Source records
— START —
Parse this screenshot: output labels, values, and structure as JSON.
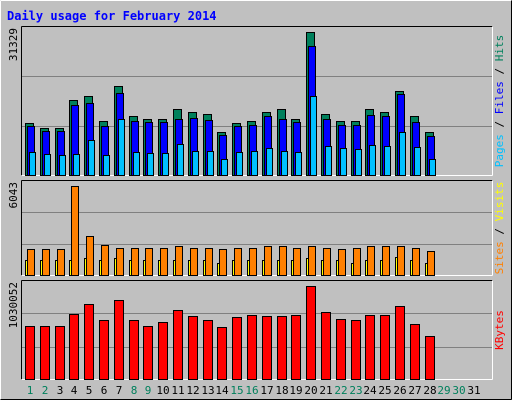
{
  "chart_data": {
    "type": "bar",
    "title": "Daily usage for February 2014",
    "days": [
      "1",
      "2",
      "3",
      "4",
      "5",
      "6",
      "7",
      "8",
      "9",
      "10",
      "11",
      "12",
      "13",
      "14",
      "15",
      "16",
      "17",
      "18",
      "19",
      "20",
      "21",
      "22",
      "23",
      "24",
      "25",
      "26",
      "27",
      "28",
      "29",
      "30",
      "31"
    ],
    "weekend_days": [
      "1",
      "2",
      "8",
      "9",
      "15",
      "16",
      "22",
      "23",
      "29",
      "30"
    ],
    "panels": [
      {
        "id": "hits-panel",
        "ymax": 31329,
        "ymax_label": "31329",
        "label_parts": [
          {
            "text": "Pages",
            "color": "#00c0ff"
          },
          {
            "text": " / ",
            "color": "#000000"
          },
          {
            "text": "Files",
            "color": "#0000ff"
          },
          {
            "text": " / ",
            "color": "#000000"
          },
          {
            "text": "Hits",
            "color": "#00805c"
          }
        ],
        "series": [
          {
            "key": "hits",
            "color": "#00805c",
            "values": [
              11500,
              10500,
              10500,
              16500,
              17500,
              12000,
              19500,
              13000,
              12500,
              12500,
              14500,
              14000,
              13500,
              9500,
              11500,
              12000,
              14000,
              14500,
              12500,
              31300,
              13500,
              12000,
              12000,
              14500,
              14000,
              18500,
              13000,
              9500
            ]
          },
          {
            "key": "files",
            "color": "#0000ff",
            "values": [
              10800,
              9800,
              9800,
              15500,
              15800,
              10800,
              18000,
              12000,
              11700,
              11800,
              12500,
              12600,
              12200,
              8900,
              10800,
              11000,
              13000,
              12500,
              11800,
              28300,
              12500,
              11200,
              11000,
              13300,
              13000,
              17800,
              11800,
              8800
            ]
          },
          {
            "key": "pages",
            "color": "#00c0ff",
            "values": [
              5200,
              4800,
              4500,
              4800,
              7800,
              4600,
              12300,
              5300,
              5000,
              5000,
              6900,
              5500,
              5400,
              3700,
              5200,
              5500,
              6000,
              5500,
              5300,
              17500,
              6500,
              6000,
              5800,
              6800,
              6500,
              9600,
              6300,
              3800
            ]
          }
        ]
      },
      {
        "id": "visits-panel",
        "ymax": 6043,
        "ymax_label": "6043",
        "label_parts": [
          {
            "text": "Sites",
            "color": "#ff8000"
          },
          {
            "text": " / ",
            "color": "#000000"
          },
          {
            "text": "Visits",
            "color": "#ffff00"
          }
        ],
        "series": [
          {
            "key": "visits",
            "color": "#ffff00",
            "values": [
              1100,
              1100,
              1100,
              1100,
              1200,
              1100,
              1200,
              1100,
              1100,
              1100,
              1100,
              1100,
              1100,
              900,
              1100,
              1100,
              1100,
              1100,
              1100,
              1200,
              1100,
              1100,
              900,
              1100,
              1100,
              1300,
              1100,
              900
            ]
          },
          {
            "key": "sites",
            "color": "#ff8000",
            "values": [
              1800,
              1800,
              1800,
              6043,
              2700,
              2100,
              1900,
              1900,
              1900,
              1900,
              2000,
              1900,
              1900,
              1800,
              1900,
              1900,
              2000,
              2000,
              1900,
              2000,
              1900,
              1800,
              1900,
              2000,
              2000,
              2000,
              1900,
              1700
            ]
          }
        ]
      },
      {
        "id": "kbytes-panel",
        "ymax": 1030052,
        "ymax_label": "1030052",
        "label_parts": [
          {
            "text": "KBytes",
            "color": "#ff0000"
          }
        ],
        "series": [
          {
            "key": "kbytes",
            "color": "#ff0000",
            "values": [
              590000,
              590000,
              590000,
              720000,
              830000,
              660000,
              880000,
              660000,
              590000,
              640000,
              770000,
              700000,
              660000,
              580000,
              690000,
              710000,
              700000,
              700000,
              710000,
              1030052,
              750000,
              670000,
              660000,
              710000,
              710000,
              810000,
              610000,
              480000
            ]
          }
        ]
      }
    ]
  }
}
— END —
Your instructions
Go through the material and select each line with the string "text" in it.

Expected answer
            "text": "Pages",
            "text": " / ",
            "text": "Files",
            "text": " / ",
            "text": "Hits",
            "text": "Sites",
            "text": " / ",
            "text": "Visits",
            "text": "KBytes",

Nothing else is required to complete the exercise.